>> START

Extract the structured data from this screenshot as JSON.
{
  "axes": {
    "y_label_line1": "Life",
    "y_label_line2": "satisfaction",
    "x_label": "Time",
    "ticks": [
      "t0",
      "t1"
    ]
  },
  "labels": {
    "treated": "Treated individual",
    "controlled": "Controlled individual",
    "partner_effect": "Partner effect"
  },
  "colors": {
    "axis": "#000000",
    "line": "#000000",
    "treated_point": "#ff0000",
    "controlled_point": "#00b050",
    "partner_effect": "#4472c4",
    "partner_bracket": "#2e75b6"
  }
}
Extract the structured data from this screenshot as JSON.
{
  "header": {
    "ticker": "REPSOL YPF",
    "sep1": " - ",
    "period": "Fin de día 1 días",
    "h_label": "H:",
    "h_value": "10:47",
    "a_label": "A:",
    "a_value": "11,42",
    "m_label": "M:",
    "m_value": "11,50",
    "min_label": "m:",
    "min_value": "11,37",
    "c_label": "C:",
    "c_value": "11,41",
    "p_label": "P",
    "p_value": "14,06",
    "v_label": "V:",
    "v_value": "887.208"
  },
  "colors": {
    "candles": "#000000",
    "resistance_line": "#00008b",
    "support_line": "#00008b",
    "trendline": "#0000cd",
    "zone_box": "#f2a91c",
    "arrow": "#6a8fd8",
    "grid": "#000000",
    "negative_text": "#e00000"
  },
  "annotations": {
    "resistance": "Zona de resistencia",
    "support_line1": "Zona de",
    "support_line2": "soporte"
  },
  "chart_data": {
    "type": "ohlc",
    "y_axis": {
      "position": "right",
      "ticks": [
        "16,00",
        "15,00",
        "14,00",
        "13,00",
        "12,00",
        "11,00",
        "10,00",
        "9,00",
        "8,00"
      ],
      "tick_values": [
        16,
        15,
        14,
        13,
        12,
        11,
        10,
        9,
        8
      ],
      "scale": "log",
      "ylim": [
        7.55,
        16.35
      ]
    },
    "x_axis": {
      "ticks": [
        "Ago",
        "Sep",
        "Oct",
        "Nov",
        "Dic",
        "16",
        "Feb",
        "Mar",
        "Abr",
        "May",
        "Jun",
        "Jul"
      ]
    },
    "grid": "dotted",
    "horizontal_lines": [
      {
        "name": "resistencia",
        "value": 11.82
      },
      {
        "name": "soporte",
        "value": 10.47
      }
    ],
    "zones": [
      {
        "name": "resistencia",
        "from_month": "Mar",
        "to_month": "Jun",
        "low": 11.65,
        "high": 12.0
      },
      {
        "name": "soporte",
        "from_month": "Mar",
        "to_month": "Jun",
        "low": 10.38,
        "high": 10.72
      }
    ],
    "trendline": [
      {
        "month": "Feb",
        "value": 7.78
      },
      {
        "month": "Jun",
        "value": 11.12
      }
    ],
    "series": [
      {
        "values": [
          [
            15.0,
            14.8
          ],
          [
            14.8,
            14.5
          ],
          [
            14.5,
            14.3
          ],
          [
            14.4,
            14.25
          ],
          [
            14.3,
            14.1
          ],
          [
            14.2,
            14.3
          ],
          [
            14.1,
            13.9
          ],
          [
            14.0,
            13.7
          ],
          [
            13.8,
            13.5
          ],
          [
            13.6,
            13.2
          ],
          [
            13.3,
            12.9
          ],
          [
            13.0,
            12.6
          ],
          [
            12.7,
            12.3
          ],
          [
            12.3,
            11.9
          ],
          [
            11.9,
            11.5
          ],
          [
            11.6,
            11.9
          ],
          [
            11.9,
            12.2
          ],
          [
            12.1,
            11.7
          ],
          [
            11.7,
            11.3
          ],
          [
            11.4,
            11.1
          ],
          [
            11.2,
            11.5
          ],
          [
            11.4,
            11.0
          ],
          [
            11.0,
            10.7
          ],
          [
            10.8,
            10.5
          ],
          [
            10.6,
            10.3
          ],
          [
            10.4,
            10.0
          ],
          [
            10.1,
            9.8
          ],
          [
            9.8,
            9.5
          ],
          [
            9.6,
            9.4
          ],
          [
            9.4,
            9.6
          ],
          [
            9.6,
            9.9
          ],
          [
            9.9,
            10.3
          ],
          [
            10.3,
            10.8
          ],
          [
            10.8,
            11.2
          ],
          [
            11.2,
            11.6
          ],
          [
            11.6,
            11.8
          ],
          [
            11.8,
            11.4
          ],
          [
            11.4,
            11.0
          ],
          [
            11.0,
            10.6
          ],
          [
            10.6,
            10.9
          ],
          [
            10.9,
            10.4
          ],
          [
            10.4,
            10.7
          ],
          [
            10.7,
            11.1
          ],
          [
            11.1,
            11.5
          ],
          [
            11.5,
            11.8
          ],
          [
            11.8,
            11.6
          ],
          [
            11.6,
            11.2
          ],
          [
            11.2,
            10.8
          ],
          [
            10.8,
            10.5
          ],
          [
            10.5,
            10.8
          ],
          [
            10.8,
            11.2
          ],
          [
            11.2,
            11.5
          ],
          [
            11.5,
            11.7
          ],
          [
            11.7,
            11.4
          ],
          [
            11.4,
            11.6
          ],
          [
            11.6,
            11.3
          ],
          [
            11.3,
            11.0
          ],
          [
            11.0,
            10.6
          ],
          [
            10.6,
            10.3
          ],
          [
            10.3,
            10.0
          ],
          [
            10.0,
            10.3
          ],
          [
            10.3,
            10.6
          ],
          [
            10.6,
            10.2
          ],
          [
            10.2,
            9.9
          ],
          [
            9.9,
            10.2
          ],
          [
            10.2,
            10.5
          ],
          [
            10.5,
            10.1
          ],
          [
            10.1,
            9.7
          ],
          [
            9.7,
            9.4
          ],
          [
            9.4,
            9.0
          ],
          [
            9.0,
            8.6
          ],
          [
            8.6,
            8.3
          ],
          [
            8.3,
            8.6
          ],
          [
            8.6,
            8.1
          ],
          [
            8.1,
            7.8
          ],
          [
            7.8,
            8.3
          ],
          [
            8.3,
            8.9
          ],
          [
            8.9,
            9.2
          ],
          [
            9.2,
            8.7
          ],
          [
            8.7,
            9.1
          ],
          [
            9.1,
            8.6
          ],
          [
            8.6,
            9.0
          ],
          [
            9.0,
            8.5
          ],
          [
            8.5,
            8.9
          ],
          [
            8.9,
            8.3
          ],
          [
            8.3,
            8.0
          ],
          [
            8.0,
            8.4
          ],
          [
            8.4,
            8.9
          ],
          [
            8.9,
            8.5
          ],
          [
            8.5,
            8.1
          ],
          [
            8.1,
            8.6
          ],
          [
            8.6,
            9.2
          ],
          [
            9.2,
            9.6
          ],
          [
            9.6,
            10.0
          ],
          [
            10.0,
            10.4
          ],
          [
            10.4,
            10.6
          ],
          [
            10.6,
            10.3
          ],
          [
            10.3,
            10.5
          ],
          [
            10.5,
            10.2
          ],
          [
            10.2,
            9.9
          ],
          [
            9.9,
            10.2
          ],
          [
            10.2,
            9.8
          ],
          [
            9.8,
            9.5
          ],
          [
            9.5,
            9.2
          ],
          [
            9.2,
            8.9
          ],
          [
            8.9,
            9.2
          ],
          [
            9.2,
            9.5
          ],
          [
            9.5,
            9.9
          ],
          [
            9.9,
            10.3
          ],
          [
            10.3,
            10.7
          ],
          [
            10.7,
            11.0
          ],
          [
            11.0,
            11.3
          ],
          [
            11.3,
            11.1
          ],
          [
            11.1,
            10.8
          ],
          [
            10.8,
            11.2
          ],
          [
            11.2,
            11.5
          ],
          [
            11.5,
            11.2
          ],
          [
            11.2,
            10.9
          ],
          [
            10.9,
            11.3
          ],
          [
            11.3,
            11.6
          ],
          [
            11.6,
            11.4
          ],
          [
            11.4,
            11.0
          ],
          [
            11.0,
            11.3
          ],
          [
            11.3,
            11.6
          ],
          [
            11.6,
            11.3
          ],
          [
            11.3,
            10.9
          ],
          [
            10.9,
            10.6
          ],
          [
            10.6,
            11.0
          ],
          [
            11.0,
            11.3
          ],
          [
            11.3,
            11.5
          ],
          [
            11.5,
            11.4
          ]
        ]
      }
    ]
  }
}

>> END

## Instructions to follow
Report the number of lines in the listing that include the string "Zona"; give nothing but the number.

## The output
2